#### Problem:
Copy all of the material below line for line, with no changes, and leave the pictures out of your answer.

#### Record set:
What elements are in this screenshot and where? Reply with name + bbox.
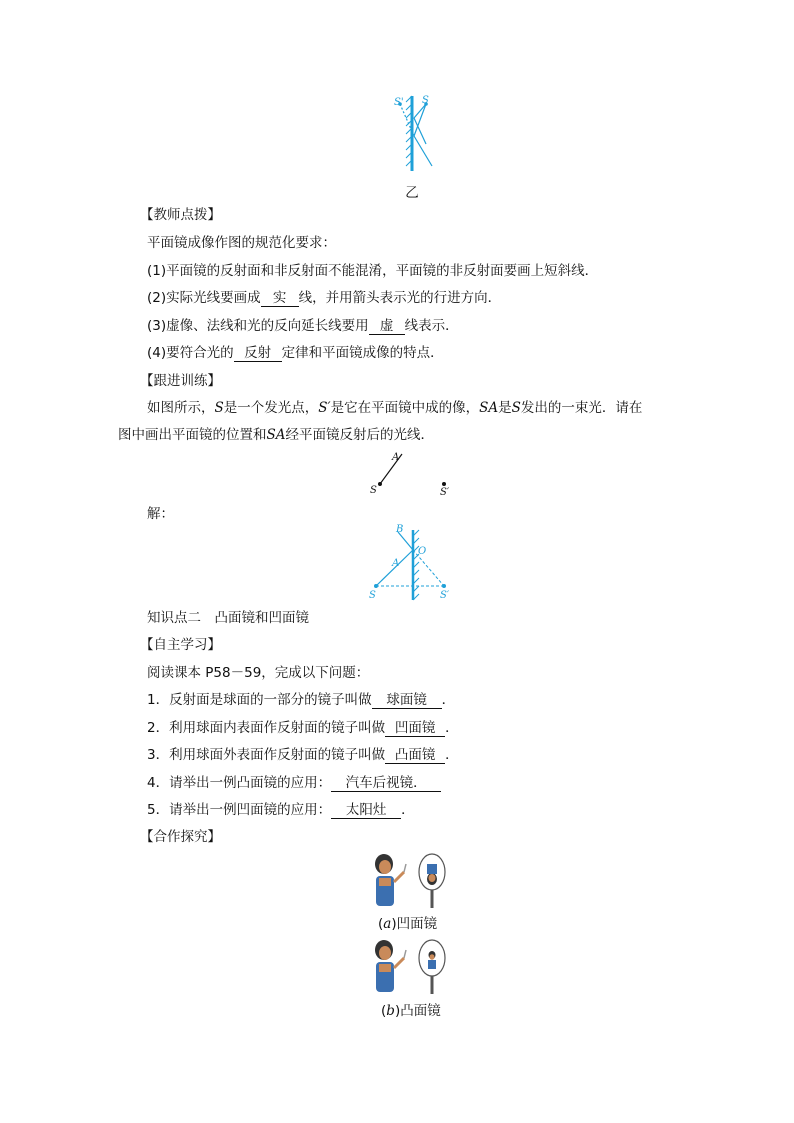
item-3-prefix: (3)虚像、法线和光的反向延长线要用 [147,318,369,334]
q1-blank: 球面镜 [372,692,442,709]
teacher-tip-item-2 [147,289,501,307]
teacher-tip-item-4 [147,344,444,362]
practice-s: S [214,400,224,416]
practice-figure [366,448,466,498]
practice-sa-2: SA [266,427,286,443]
self-study-heading: 【自主学习】 [140,637,221,653]
q5-suffix: ． [401,802,415,818]
practice-fig-label-a: A [392,452,400,463]
q3-suffix: ． [445,747,459,763]
item-2-blank: 实 [261,290,299,307]
item-4-blank: 反射 [234,345,282,362]
figure-yi-caption: 乙 [405,185,419,201]
caption-a: (a)凹面镜 [378,916,438,932]
practice-heading: 【跟进训练】 [140,373,221,389]
solution-label-a: A [392,558,400,569]
practice-text-2b: 经平面镜反射后的光线． [285,427,434,443]
caption-b-text: 凸面镜 [400,1003,441,1019]
q4-blank: 汽车后视镜． [331,775,441,792]
question-1 [147,691,455,709]
practice-s-prime: S′ [318,400,331,416]
q3-prefix: 3．利用球面外表面作反射面的镜子叫做 [147,747,386,763]
q4-prefix: 4．请举出一例凸面镜的应用： [147,775,332,791]
item-1-text: (1)平面镜的反射面和非反射面不能混淆，平面镜的非反射面要画上短斜线． [147,263,599,279]
item-3-blank: 虚 [369,318,405,335]
practice-fig-label-s: S [370,485,377,496]
teacher-tip-item-3 [147,317,459,335]
practice-s-2: S [511,400,521,416]
q2-blank: 凹面镜 [385,720,445,737]
practice-sa: SA [479,400,499,416]
q2-suffix: ． [445,720,459,736]
practice-text-line2 [118,426,434,444]
solution-label-s-prime: S′ [440,590,450,601]
solution-label-s: S [369,590,376,601]
solution-label-b: B [396,524,404,535]
practice-text-1b: 是一个发光点， [223,400,319,416]
teacher-tip-heading: 【教师点拨】 [140,207,221,223]
caption-a-letter: a [383,916,392,932]
teacher-tip-intro: 平面镜成像作图的规范化要求： [147,235,336,251]
question-2 [147,719,459,737]
reading-instruction: 阅读课本 P58－59，完成以下问题： [147,665,370,681]
practice-text-1e: 发出的一束光．请在 [520,400,643,416]
item-4-suffix: 定律和平面镜成像的特点． [281,345,444,361]
q5-prefix: 5．请举出一例凹面镜的应用： [147,802,332,818]
question-5 [147,801,415,819]
convex-mirror-illustration [370,938,450,996]
solution-label-o: O [418,546,427,557]
item-4-prefix: (4)要符合光的 [147,345,234,361]
label-s-image: S' [394,97,404,108]
teacher-tip-item-1 [147,262,598,280]
label-s: S [422,95,429,106]
practice-text-1a: 如图所示， [147,400,215,416]
figure-yi-diagram [392,96,452,176]
solution-label: 解： [147,506,174,522]
practice-text-1d: 是 [498,400,512,416]
solution-figure [368,524,458,603]
section2-title: 知识点二 凸面镜和凹面镜 [147,610,309,626]
practice-text-1c: 是它在平面镜中成的像， [330,400,480,416]
coop-heading: 【合作探究】 [140,829,221,845]
caption-b-letter: b [386,1003,395,1019]
practice-text-2a: 图中画出平面镜的位置和 [118,427,267,443]
practice-fig-label-s-prime: S′ [440,487,450,498]
question-4 [147,774,441,792]
q3-blank: 凸面镜 [385,747,445,764]
concave-mirror-illustration [370,852,450,910]
item-2-prefix: (2)实际光线要画成 [147,290,261,306]
item-3-suffix: 线表示． [404,318,459,334]
q1-suffix: ． [441,692,456,708]
question-3 [147,746,459,764]
q5-blank: 太阳灶 [331,802,401,819]
caption-a-text: 凹面镜 [396,916,438,932]
item-2-suffix: 线，并用箭头表示光的行进方向． [298,290,502,306]
q2-prefix: 2．利用球面内表面作反射面的镜子叫做 [147,720,386,736]
caption-b: (b)凸面镜 [381,1003,441,1019]
q1-prefix: 1．反射面是球面的一部分的镜子叫做 [147,692,372,708]
practice-text-line1 [147,399,642,417]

#### Exercise solution:
What elements are in this screenshot and where? Reply with name + bbox.
item-3-prefix: (3)虚像、法线和光的反向延长线要用 [147,318,369,334]
q1-blank: 球面镜 [372,692,442,709]
teacher-tip-item-2 [147,289,501,307]
teacher-tip-item-4 [147,344,444,362]
practice-s: S [214,400,224,416]
practice-figure [366,448,466,498]
practice-sa-2: SA [266,427,286,443]
self-study-heading: 【自主学习】 [140,637,221,653]
q5-suffix: ． [401,802,415,818]
practice-fig-label-a: A [392,452,400,463]
q3-suffix: ． [445,747,459,763]
item-2-blank: 实 [261,290,299,307]
item-4-blank: 反射 [234,345,282,362]
figure-yi-caption: 乙 [405,185,419,201]
caption-a: (a)凹面镜 [378,916,438,932]
practice-heading: 【跟进训练】 [140,373,221,389]
solution-label-a: A [392,558,400,569]
practice-text-2b: 经平面镜反射后的光线． [285,427,434,443]
caption-b-text: 凸面镜 [400,1003,441,1019]
q4-blank: 汽车后视镜． [331,775,441,792]
question-1 [147,691,455,709]
practice-s-prime: S′ [318,400,331,416]
q3-prefix: 3．利用球面外表面作反射面的镜子叫做 [147,747,386,763]
q4-prefix: 4．请举出一例凸面镜的应用： [147,775,332,791]
item-1-text: (1)平面镜的反射面和非反射面不能混淆，平面镜的非反射面要画上短斜线． [147,263,599,279]
item-3-blank: 虚 [369,318,405,335]
practice-fig-label-s: S [370,485,377,496]
teacher-tip-item-3 [147,317,459,335]
practice-s-2: S [511,400,521,416]
q2-blank: 凹面镜 [385,720,445,737]
practice-sa: SA [479,400,499,416]
q2-suffix: ． [445,720,459,736]
practice-text-line2 [118,426,434,444]
solution-label-s-prime: S′ [440,590,450,601]
solution-label-s: S [369,590,376,601]
solution-label-b: B [396,524,404,535]
practice-text-1b: 是一个发光点， [223,400,319,416]
teacher-tip-heading: 【教师点拨】 [140,207,221,223]
caption-a-letter: a [383,916,392,932]
teacher-tip-intro: 平面镜成像作图的规范化要求： [147,235,336,251]
question-2 [147,719,459,737]
reading-instruction: 阅读课本 P58－59，完成以下问题： [147,665,370,681]
practice-text-1e: 发出的一束光．请在 [520,400,643,416]
item-4-suffix: 定律和平面镜成像的特点． [281,345,444,361]
q5-prefix: 5．请举出一例凹面镜的应用： [147,802,332,818]
question-5 [147,801,415,819]
convex-mirror-illustration [370,938,450,996]
solution-label-o: O [418,546,427,557]
item-4-prefix: (4)要符合光的 [147,345,234,361]
label-s-image: S' [394,97,404,108]
teacher-tip-item-1 [147,262,598,280]
label-s: S [422,95,429,106]
practice-text-1a: 如图所示， [147,400,215,416]
figure-yi-diagram [392,96,452,176]
solution-label: 解： [147,506,174,522]
practice-text-1d: 是 [498,400,512,416]
solution-figure [368,524,458,603]
section2-title: 知识点二 凸面镜和凹面镜 [147,610,309,626]
practice-text-1c: 是它在平面镜中成的像， [330,400,480,416]
coop-heading: 【合作探究】 [140,829,221,845]
caption-b-letter: b [386,1003,395,1019]
practice-text-2a: 图中画出平面镜的位置和 [118,427,267,443]
practice-fig-label-s-prime: S′ [440,487,450,498]
question-4 [147,774,441,792]
q3-blank: 凸面镜 [385,747,445,764]
concave-mirror-illustration [370,852,450,910]
item-2-prefix: (2)实际光线要画成 [147,290,261,306]
item-3-suffix: 线表示． [404,318,459,334]
q1-suffix: ． [441,692,456,708]
question-3 [147,746,459,764]
q5-blank: 太阳灶 [331,802,401,819]
caption-a-text: 凹面镜 [396,916,438,932]
item-2-suffix: 线，并用箭头表示光的行进方向． [298,290,502,306]
q2-prefix: 2．利用球面内表面作反射面的镜子叫做 [147,720,386,736]
caption-b: (b)凸面镜 [381,1003,441,1019]
q1-prefix: 1．反射面是球面的一部分的镜子叫做 [147,692,372,708]
practice-text-line1 [147,399,642,417]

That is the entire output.